--- START ---

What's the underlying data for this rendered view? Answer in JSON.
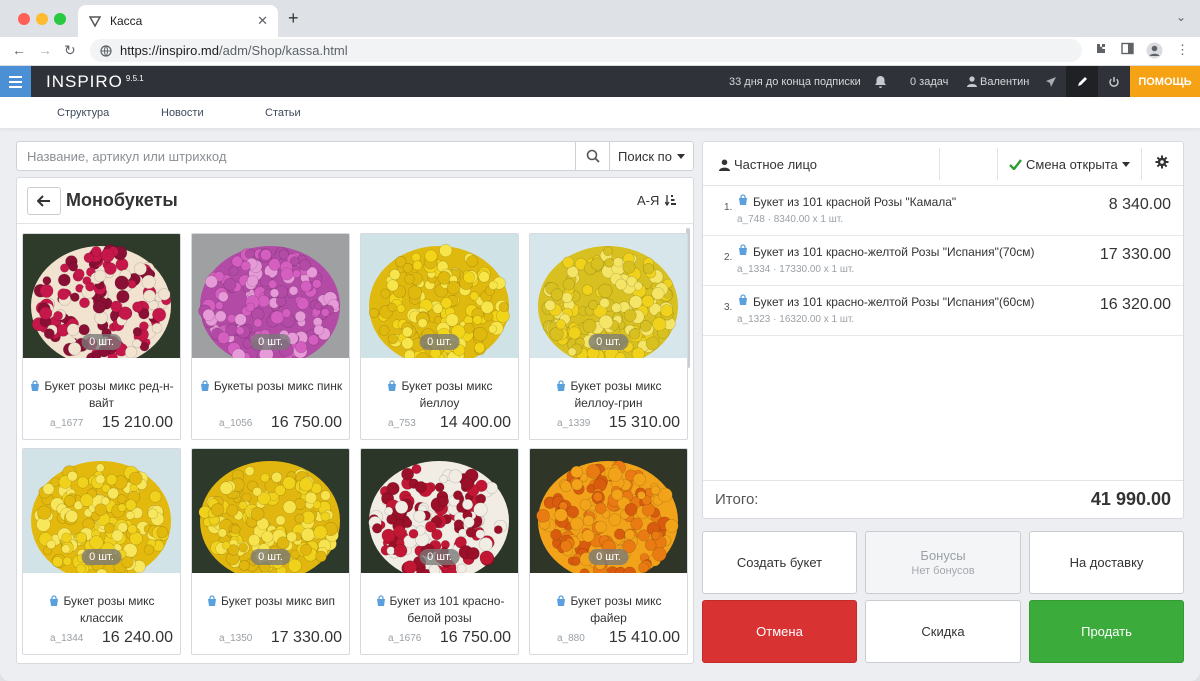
{
  "browser": {
    "tab_title": "Касса",
    "url_host": "https://inspiro.md",
    "url_path": "/adm/Shop/kassa.html"
  },
  "app": {
    "brand": "INSPIRO",
    "version": "9.5.1",
    "subscription": "33 дня до конца подписки",
    "tasks": "0 задач",
    "user": "Валентин",
    "help": "ПОМОЩЬ"
  },
  "nav": [
    "Структура",
    "Новости",
    "Статьи"
  ],
  "search": {
    "placeholder": "Название, артикул или штрихкод",
    "by_label": "Поиск по"
  },
  "catalog": {
    "title": "Монобукеты",
    "sort_label": "А-Я",
    "products": [
      {
        "name": "Букет розы микс ред-н-вайт",
        "sku": "a_1677",
        "price": "15 210.00",
        "qty": "0 шт.",
        "colors": [
          "#c6174a",
          "#f2e3d1",
          "#8a0f34"
        ],
        "bg": "#2e3a2a"
      },
      {
        "name": "Букеты розы микс пинк",
        "sku": "a_1056",
        "price": "16 750.00",
        "qty": "0 шт.",
        "colors": [
          "#d45fc0",
          "#b24aa6",
          "#e79ad8"
        ],
        "bg": "#9ea0a2"
      },
      {
        "name": "Букет розы микс йеллоу",
        "sku": "a_753",
        "price": "14 400.00",
        "qty": "0 шт.",
        "colors": [
          "#f2d418",
          "#e0b90f",
          "#f7e54a"
        ],
        "bg": "#cfe2e6"
      },
      {
        "name": "Букет розы микс йеллоу-грин",
        "sku": "a_1339",
        "price": "15 310.00",
        "qty": "0 шт.",
        "colors": [
          "#f0d21c",
          "#d7c020",
          "#f5e566"
        ],
        "bg": "#d7e6ea"
      },
      {
        "name": "Букет розы микс классик",
        "sku": "a_1344",
        "price": "16 240.00",
        "qty": "0 шт.",
        "colors": [
          "#f0d21c",
          "#e3b90e",
          "#f8e65c"
        ],
        "bg": "#d1e3e7"
      },
      {
        "name": "Букет розы микс вип",
        "sku": "a_1350",
        "price": "17 330.00",
        "qty": "0 шт.",
        "colors": [
          "#f0d21c",
          "#e0b60f",
          "#f7e34e"
        ],
        "bg": "#2d3a2b"
      },
      {
        "name": "Букет из 101 красно-белой розы",
        "sku": "a_1676",
        "price": "16 750.00",
        "qty": "0 шт.",
        "colors": [
          "#9a1028",
          "#f2ede4",
          "#c21734"
        ],
        "bg": "#2b3528"
      },
      {
        "name": "Букет розы микс файер",
        "sku": "a_880",
        "price": "15 410.00",
        "qty": "0 шт.",
        "colors": [
          "#ea7a12",
          "#f2a31a",
          "#d85b0e"
        ],
        "bg": "#2f3628"
      }
    ]
  },
  "cart": {
    "customer": "Частное лицо",
    "shift": "Смена открыта",
    "items": [
      {
        "num": "1.",
        "name": "Букет из 101 красной Розы \"Камала\"",
        "sub": "a_748 · 8340.00 x 1 шт.",
        "price": "8 340.00"
      },
      {
        "num": "2.",
        "name": "Букет из 101 красно-желтой Розы \"Испания\"(70см)",
        "sub": "a_1334 · 17330.00 x 1 шт.",
        "price": "17 330.00"
      },
      {
        "num": "3.",
        "name": "Букет из 101 красно-желтой Розы \"Испания\"(60см)",
        "sub": "a_1323 · 16320.00 x 1 шт.",
        "price": "16 320.00"
      }
    ],
    "total_label": "Итого:",
    "total": "41 990.00"
  },
  "actions": {
    "create": "Создать букет",
    "bonus": "Бонусы",
    "bonus_sub": "Нет бонусов",
    "delivery": "На доставку",
    "cancel": "Отмена",
    "discount": "Скидка",
    "sell": "Продать"
  },
  "colors": {
    "accent_blue": "#4b8fd4",
    "help_orange": "#f5a214",
    "cancel_red": "#d93232",
    "sell_green": "#3bab3c",
    "topbar": "#2f3238"
  }
}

--- END ---

- **What is being asked**
Copy out the entries verbatim and leave the images out.

- **Exercise solution**
What's the underlying data for this rendered view? Answer in JSON.
{
  "browser": {
    "tab_title": "Касса",
    "url_host": "https://inspiro.md",
    "url_path": "/adm/Shop/kassa.html"
  },
  "app": {
    "brand": "INSPIRO",
    "version": "9.5.1",
    "subscription": "33 дня до конца подписки",
    "tasks": "0 задач",
    "user": "Валентин",
    "help": "ПОМОЩЬ"
  },
  "nav": [
    "Структура",
    "Новости",
    "Статьи"
  ],
  "search": {
    "placeholder": "Название, артикул или штрихкод",
    "by_label": "Поиск по"
  },
  "catalog": {
    "title": "Монобукеты",
    "sort_label": "А-Я",
    "products": [
      {
        "name": "Букет розы микс ред-н-вайт",
        "sku": "a_1677",
        "price": "15 210.00",
        "qty": "0 шт.",
        "colors": [
          "#c6174a",
          "#f2e3d1",
          "#8a0f34"
        ],
        "bg": "#2e3a2a"
      },
      {
        "name": "Букеты розы микс пинк",
        "sku": "a_1056",
        "price": "16 750.00",
        "qty": "0 шт.",
        "colors": [
          "#d45fc0",
          "#b24aa6",
          "#e79ad8"
        ],
        "bg": "#9ea0a2"
      },
      {
        "name": "Букет розы микс йеллоу",
        "sku": "a_753",
        "price": "14 400.00",
        "qty": "0 шт.",
        "colors": [
          "#f2d418",
          "#e0b90f",
          "#f7e54a"
        ],
        "bg": "#cfe2e6"
      },
      {
        "name": "Букет розы микс йеллоу-грин",
        "sku": "a_1339",
        "price": "15 310.00",
        "qty": "0 шт.",
        "colors": [
          "#f0d21c",
          "#d7c020",
          "#f5e566"
        ],
        "bg": "#d7e6ea"
      },
      {
        "name": "Букет розы микс классик",
        "sku": "a_1344",
        "price": "16 240.00",
        "qty": "0 шт.",
        "colors": [
          "#f0d21c",
          "#e3b90e",
          "#f8e65c"
        ],
        "bg": "#d1e3e7"
      },
      {
        "name": "Букет розы микс вип",
        "sku": "a_1350",
        "price": "17 330.00",
        "qty": "0 шт.",
        "colors": [
          "#f0d21c",
          "#e0b60f",
          "#f7e34e"
        ],
        "bg": "#2d3a2b"
      },
      {
        "name": "Букет из 101 красно-белой розы",
        "sku": "a_1676",
        "price": "16 750.00",
        "qty": "0 шт.",
        "colors": [
          "#9a1028",
          "#f2ede4",
          "#c21734"
        ],
        "bg": "#2b3528"
      },
      {
        "name": "Букет розы микс файер",
        "sku": "a_880",
        "price": "15 410.00",
        "qty": "0 шт.",
        "colors": [
          "#ea7a12",
          "#f2a31a",
          "#d85b0e"
        ],
        "bg": "#2f3628"
      }
    ]
  },
  "cart": {
    "customer": "Частное лицо",
    "shift": "Смена открыта",
    "items": [
      {
        "num": "1.",
        "name": "Букет из 101 красной Розы \"Камала\"",
        "sub": "a_748 · 8340.00 x 1 шт.",
        "price": "8 340.00"
      },
      {
        "num": "2.",
        "name": "Букет из 101 красно-желтой Розы \"Испания\"(70см)",
        "sub": "a_1334 · 17330.00 x 1 шт.",
        "price": "17 330.00"
      },
      {
        "num": "3.",
        "name": "Букет из 101 красно-желтой Розы \"Испания\"(60см)",
        "sub": "a_1323 · 16320.00 x 1 шт.",
        "price": "16 320.00"
      }
    ],
    "total_label": "Итого:",
    "total": "41 990.00"
  },
  "actions": {
    "create": "Создать букет",
    "bonus": "Бонусы",
    "bonus_sub": "Нет бонусов",
    "delivery": "На доставку",
    "cancel": "Отмена",
    "discount": "Скидка",
    "sell": "Продать"
  },
  "colors": {
    "accent_blue": "#4b8fd4",
    "help_orange": "#f5a214",
    "cancel_red": "#d93232",
    "sell_green": "#3bab3c",
    "topbar": "#2f3238"
  }
}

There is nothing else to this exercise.